(EXERCISE INSTRUCTIONS)
Answer these questions from the book review below:
(a) Where is Tara on retreat when her father dies?
(b) What subject is Tara studying for her PhD?
(c) What addition does the reviewer say would not have gone amiss?

(TEXT SECTION)
------------------------------------

This unusual saga of two women, mother and daughter, finding their place in the world is reflective and lyrical but not without its problems for the reader, mostly around issues of language.
he story of mother Shashi and daughter Tara begins as Shashi’s husband Robi suffers a fatal stroke while the couple are visiting their son in New York. In accordance with Hindu tradition, Robi’s body must be cremated without delay.
Their daughter Tara is on retreat in the Tibetan settlement in Dharamsala and cannot be reached. Shashi is back home in Delhi with Robi’s ashes by the time Tara gets the news. Both women are devastated. Robi was a good husband, a good father and was much loved.
Shashi, having devoted her life to being wife and mother, now has to find her place in the world as an independent (and wealthy) woman. Tara, still reeling from the shock, takes longer to accept her loss.
She’s a PhD student of Sanskrit, still recovering from an affair with her professor, a much older married man who did what men like him do: took advantage and then bolted.
But Tara is no shrinking violet. She is extremely immature for her 25 years, an arrogant and petulant daddy’s girl who is disliked by her fellow students.
In the background rumbles the fictional MSS, a growing organisation whose sole purpose is the subjugation of women. India, like the rest of the world, has its own vociferous far-right and as we witness what’s happening to women in Afghanistan and Iran, we realise MSS doesn’t seem such an unlikely prospect.
The only antidote to the MSS invasion of society, it seems, is to establish an independent Indian feminist state…
This is an enjoyable novel, not least for its descriptive meanderings and depiction of the stark differences in both women. But the text is very liberally sprinkled with allusions to Indian arts and culture. They are everywhere, and for a European with limited knowledge of both it was a challenge to keep up.
Who wants to be interrupting their enjoyment of a fine novel by constantly googling? A glossary of some sort would not have gone amiss here. That said, it’s an extremely elegant work, an interesting take on the universality of feminism from a uniquely Indian perspective.

------------------------------------

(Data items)
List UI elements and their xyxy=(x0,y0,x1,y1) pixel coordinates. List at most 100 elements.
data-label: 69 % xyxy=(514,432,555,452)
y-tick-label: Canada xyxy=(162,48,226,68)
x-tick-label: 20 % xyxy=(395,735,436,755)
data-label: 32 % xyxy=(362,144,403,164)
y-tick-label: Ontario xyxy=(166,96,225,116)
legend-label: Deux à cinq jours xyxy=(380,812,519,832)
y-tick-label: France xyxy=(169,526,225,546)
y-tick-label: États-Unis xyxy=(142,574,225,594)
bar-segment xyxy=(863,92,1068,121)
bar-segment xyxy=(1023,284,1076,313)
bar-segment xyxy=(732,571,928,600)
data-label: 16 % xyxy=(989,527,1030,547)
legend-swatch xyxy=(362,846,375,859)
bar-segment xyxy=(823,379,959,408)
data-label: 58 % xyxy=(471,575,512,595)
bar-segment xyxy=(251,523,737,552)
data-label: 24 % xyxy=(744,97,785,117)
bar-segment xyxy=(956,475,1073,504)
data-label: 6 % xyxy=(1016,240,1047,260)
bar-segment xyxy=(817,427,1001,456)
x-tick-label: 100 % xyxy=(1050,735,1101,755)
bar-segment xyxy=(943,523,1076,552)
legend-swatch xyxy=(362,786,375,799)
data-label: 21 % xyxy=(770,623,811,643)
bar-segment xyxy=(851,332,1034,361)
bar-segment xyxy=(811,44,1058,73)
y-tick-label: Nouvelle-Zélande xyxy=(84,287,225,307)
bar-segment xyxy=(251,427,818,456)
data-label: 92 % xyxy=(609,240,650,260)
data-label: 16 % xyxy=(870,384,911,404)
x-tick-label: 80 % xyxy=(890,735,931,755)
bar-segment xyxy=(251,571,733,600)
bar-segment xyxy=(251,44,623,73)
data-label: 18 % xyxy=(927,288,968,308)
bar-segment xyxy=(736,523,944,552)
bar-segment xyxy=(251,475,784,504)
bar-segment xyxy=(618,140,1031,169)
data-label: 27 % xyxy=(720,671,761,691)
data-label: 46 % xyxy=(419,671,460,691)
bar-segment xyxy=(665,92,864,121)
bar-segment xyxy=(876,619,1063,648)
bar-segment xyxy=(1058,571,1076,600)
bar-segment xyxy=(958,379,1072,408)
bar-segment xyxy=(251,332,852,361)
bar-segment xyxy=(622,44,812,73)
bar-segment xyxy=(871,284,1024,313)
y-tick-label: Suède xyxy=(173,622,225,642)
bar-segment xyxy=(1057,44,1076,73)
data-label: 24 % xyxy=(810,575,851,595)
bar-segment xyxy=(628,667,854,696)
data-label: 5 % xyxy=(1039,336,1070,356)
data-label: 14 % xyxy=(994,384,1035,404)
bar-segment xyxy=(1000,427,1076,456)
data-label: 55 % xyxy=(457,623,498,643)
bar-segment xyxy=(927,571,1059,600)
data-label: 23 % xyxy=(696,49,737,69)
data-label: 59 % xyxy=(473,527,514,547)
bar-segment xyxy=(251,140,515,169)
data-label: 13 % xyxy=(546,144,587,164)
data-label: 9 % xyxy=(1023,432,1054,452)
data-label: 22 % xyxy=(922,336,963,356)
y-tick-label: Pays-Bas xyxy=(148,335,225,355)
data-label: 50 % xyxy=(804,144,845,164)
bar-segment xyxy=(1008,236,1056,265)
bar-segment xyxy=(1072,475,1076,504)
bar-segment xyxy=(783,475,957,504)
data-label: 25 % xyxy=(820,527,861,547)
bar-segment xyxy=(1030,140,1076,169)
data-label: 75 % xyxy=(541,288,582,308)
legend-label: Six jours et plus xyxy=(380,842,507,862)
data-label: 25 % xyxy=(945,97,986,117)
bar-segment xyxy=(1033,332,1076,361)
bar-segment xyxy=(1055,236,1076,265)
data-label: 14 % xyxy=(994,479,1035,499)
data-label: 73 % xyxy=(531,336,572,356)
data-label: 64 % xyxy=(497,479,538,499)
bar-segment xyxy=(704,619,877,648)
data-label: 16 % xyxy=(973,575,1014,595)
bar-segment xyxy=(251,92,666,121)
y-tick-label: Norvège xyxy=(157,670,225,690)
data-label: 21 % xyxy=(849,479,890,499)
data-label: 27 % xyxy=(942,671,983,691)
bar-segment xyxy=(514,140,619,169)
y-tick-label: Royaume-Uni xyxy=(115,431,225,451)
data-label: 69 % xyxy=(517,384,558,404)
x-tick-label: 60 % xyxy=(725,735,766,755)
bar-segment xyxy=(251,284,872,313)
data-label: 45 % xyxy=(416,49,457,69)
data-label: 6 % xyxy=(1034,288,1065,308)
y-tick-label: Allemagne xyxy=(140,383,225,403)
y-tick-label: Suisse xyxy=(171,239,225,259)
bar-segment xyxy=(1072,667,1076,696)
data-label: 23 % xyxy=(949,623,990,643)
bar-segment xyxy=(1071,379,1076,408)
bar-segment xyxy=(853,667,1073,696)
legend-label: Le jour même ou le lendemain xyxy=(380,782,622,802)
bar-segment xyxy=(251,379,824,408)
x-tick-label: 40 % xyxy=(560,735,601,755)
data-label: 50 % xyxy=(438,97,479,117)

------------------------------------

(ANSWER BELOW)
(a) In the Tibetan settlement in Dharamsala.
(b) Sanskrit.
(c) A glossary of some sort.